Take the lines from the one with "Read this page and output its text content." to the end of the listing, both ends included, and quote them exactly, leaving pictures out.

● Given data
____
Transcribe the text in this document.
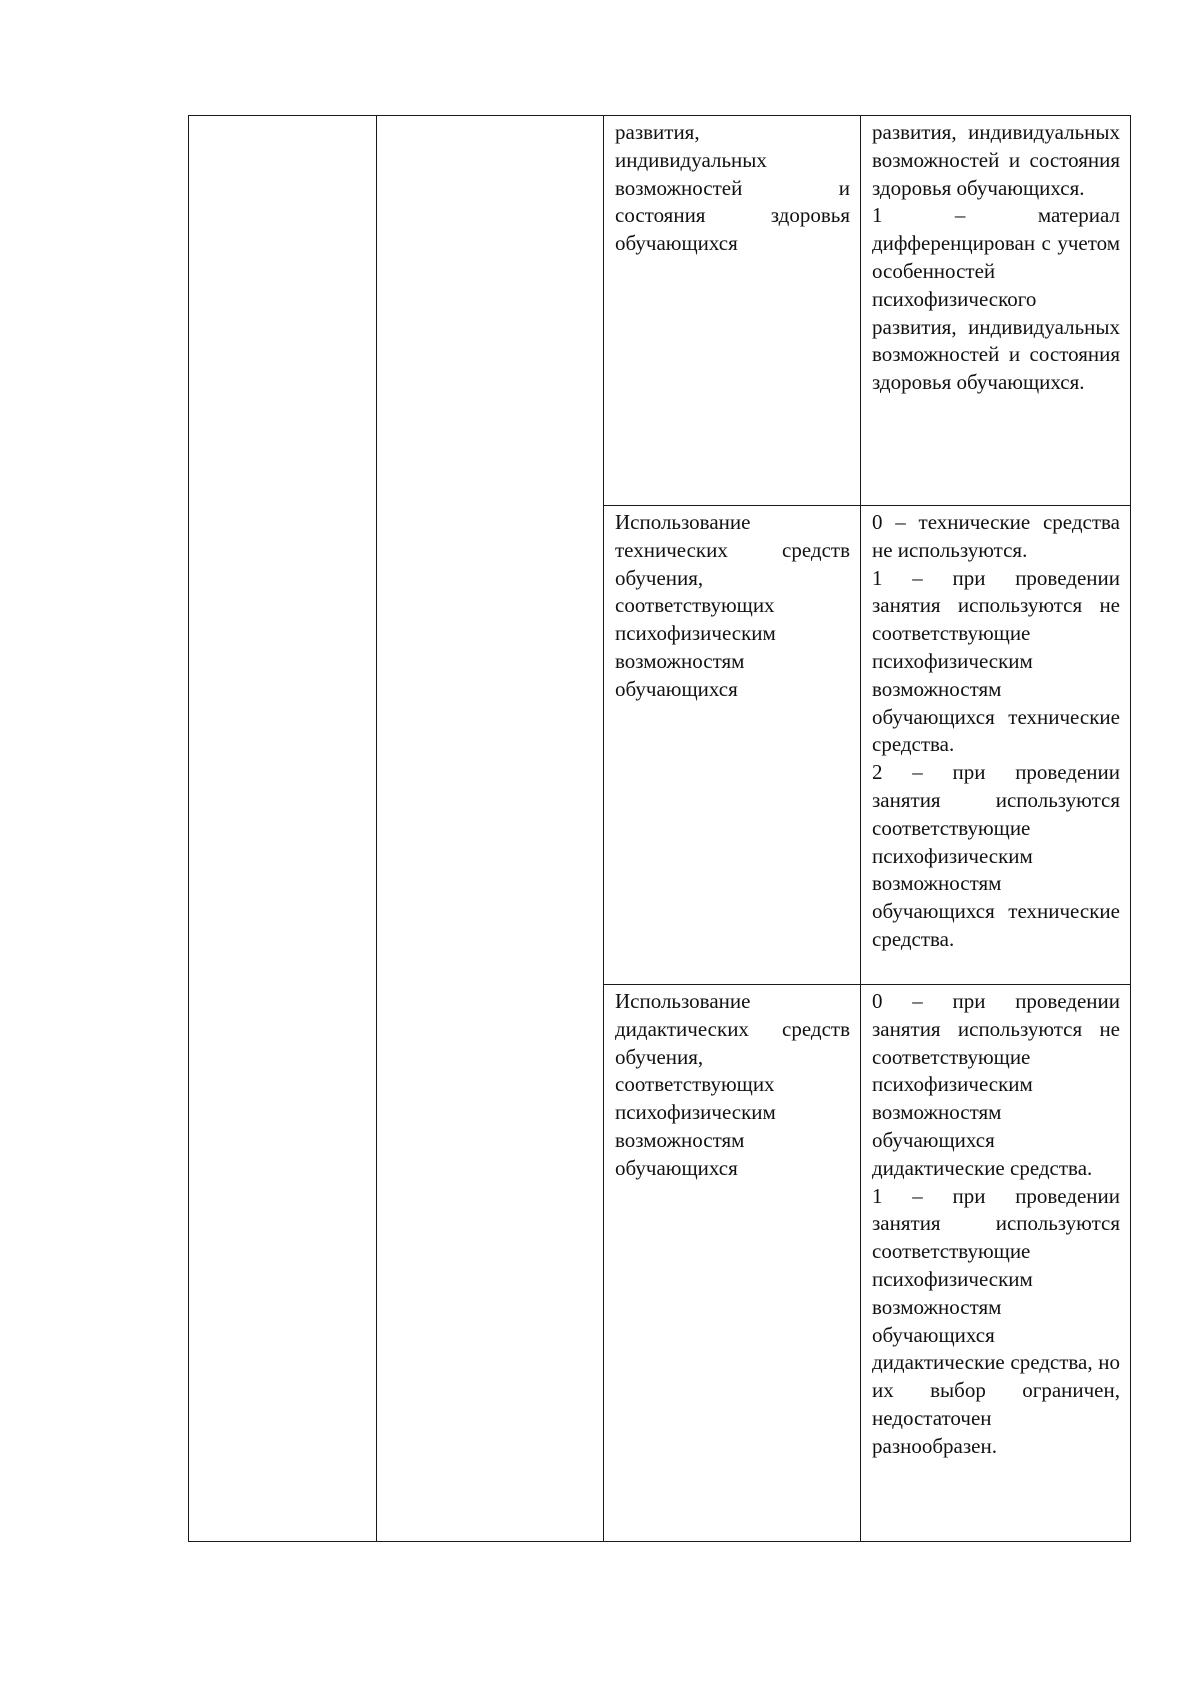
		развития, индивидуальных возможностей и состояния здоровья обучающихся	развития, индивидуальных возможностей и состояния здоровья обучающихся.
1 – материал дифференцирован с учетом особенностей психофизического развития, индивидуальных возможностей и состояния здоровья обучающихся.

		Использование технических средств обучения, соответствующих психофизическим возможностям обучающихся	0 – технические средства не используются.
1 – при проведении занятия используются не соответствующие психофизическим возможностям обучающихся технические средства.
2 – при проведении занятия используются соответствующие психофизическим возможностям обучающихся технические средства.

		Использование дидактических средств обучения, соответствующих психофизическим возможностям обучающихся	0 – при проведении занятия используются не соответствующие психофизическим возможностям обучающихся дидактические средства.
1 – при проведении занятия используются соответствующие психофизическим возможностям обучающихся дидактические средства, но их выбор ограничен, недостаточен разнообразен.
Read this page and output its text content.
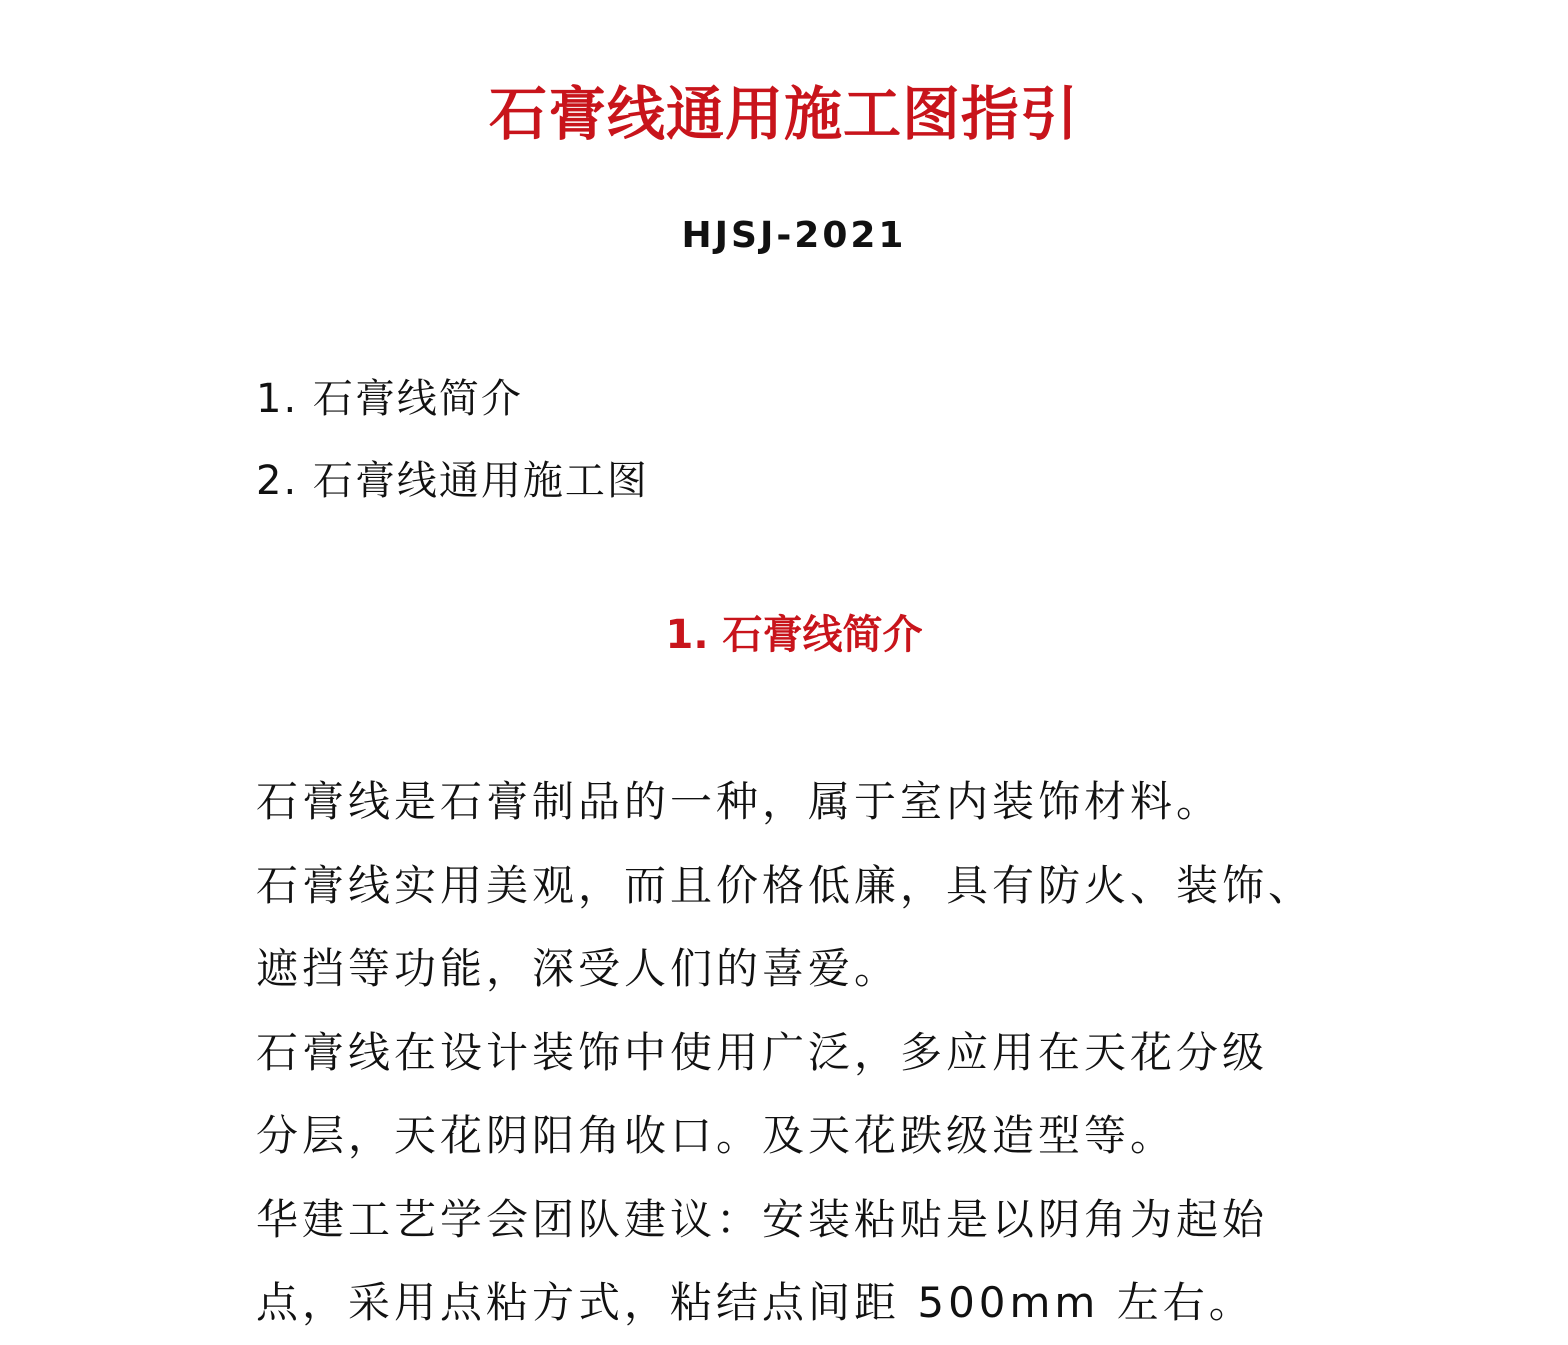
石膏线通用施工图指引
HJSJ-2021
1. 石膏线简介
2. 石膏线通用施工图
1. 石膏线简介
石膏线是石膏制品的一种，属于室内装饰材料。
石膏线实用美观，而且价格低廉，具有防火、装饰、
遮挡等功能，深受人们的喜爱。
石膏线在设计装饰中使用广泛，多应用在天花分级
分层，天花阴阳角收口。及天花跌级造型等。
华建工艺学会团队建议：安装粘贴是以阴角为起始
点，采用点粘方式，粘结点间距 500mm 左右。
____
● In response
Read this page and output its text content.
石膏线通用施工图指引
HJSJ-2021
1. 石膏线简介
2. 石膏线通用施工图
1. 石膏线简介
石膏线是石膏制品的一种，属于室内装饰材料。
石膏线实用美观，而且价格低廉，具有防火、装饰、
遮挡等功能，深受人们的喜爱。
石膏线在设计装饰中使用广泛，多应用在天花分级
分层，天花阴阳角收口。及天花跌级造型等。
华建工艺学会团队建议：安装粘贴是以阴角为起始
点，采用点粘方式，粘结点间距 500mm 左右。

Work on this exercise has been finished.